Dataset excerpt
++++++++++

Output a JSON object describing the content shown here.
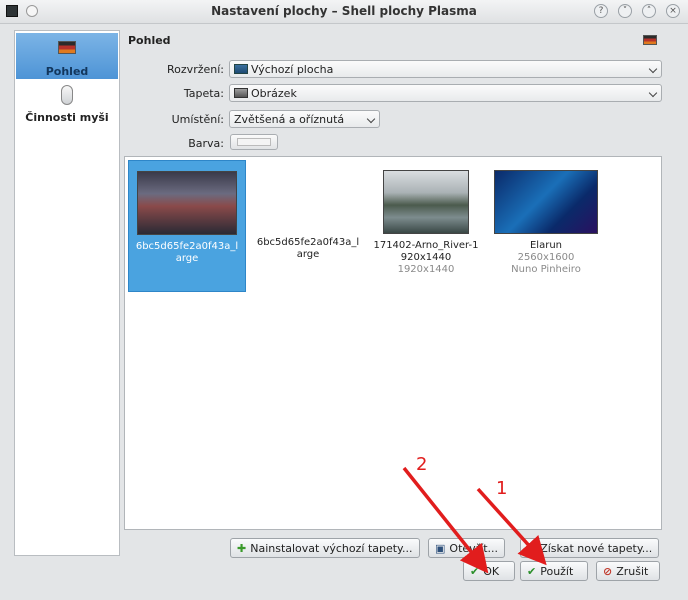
{
  "window": {
    "title": "Nastavení plochy – Shell plochy Plasma"
  },
  "sidebar": {
    "items": [
      {
        "label": "Pohled",
        "icon": "flag-icon",
        "selected": true
      },
      {
        "label": "Činnosti myši",
        "icon": "mouse-icon",
        "selected": false
      }
    ]
  },
  "section": {
    "title": "Pohled"
  },
  "form": {
    "layout_label": "Rozvržení:",
    "layout_value": "Výchozí plocha",
    "wallpaper_label": "Tapeta:",
    "wallpaper_value": "Obrázek",
    "position_label": "Umístění:",
    "position_value": "Zvětšená a oříznutá",
    "color_label": "Barva:"
  },
  "wallpapers": [
    {
      "name": "6bc5d65fe2a0f43a_large",
      "meta": "",
      "selected": true,
      "thumb": "times-square"
    },
    {
      "name": "6bc5d65fe2a0f43a_large",
      "meta": "",
      "selected": false,
      "thumb": "none"
    },
    {
      "name": "171402-Arno_River-1920x1440",
      "meta": "1920x1440",
      "selected": false,
      "thumb": "river"
    },
    {
      "name": "Elarun",
      "meta": "2560x1600",
      "meta2": "Nuno Pinheiro",
      "selected": false,
      "thumb": "elarun"
    }
  ],
  "buttons": {
    "install_default": "Nainstalovat výchozí tapety...",
    "open": "Otevřít...",
    "get_new": "Získat nové tapety...",
    "ok": "OK",
    "apply": "Použít",
    "cancel": "Zrušit"
  },
  "annotations": {
    "one": "1",
    "two": "2"
  },
  "colors": {
    "accent": "#4aa3e0",
    "annotation": "#e11d1d"
  }
}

++++++++++

TASK PROMPT
Leave out the pictures and copy everything else in the records word for word.

SOLUTION TO THIS EXERCISE
Output a JSON object describing the content shown here.
{
  "window": {
    "title": "Nastavení plochy – Shell plochy Plasma"
  },
  "sidebar": {
    "items": [
      {
        "label": "Pohled",
        "icon": "flag-icon",
        "selected": true
      },
      {
        "label": "Činnosti myši",
        "icon": "mouse-icon",
        "selected": false
      }
    ]
  },
  "section": {
    "title": "Pohled"
  },
  "form": {
    "layout_label": "Rozvržení:",
    "layout_value": "Výchozí plocha",
    "wallpaper_label": "Tapeta:",
    "wallpaper_value": "Obrázek",
    "position_label": "Umístění:",
    "position_value": "Zvětšená a oříznutá",
    "color_label": "Barva:"
  },
  "wallpapers": [
    {
      "name": "6bc5d65fe2a0f43a_large",
      "meta": "",
      "selected": true,
      "thumb": "times-square"
    },
    {
      "name": "6bc5d65fe2a0f43a_large",
      "meta": "",
      "selected": false,
      "thumb": "none"
    },
    {
      "name": "171402-Arno_River-1920x1440",
      "meta": "1920x1440",
      "selected": false,
      "thumb": "river"
    },
    {
      "name": "Elarun",
      "meta": "2560x1600",
      "meta2": "Nuno Pinheiro",
      "selected": false,
      "thumb": "elarun"
    }
  ],
  "buttons": {
    "install_default": "Nainstalovat výchozí tapety...",
    "open": "Otevřít...",
    "get_new": "Získat nové tapety...",
    "ok": "OK",
    "apply": "Použít",
    "cancel": "Zrušit"
  },
  "annotations": {
    "one": "1",
    "two": "2"
  },
  "colors": {
    "accent": "#4aa3e0",
    "annotation": "#e11d1d"
  }
}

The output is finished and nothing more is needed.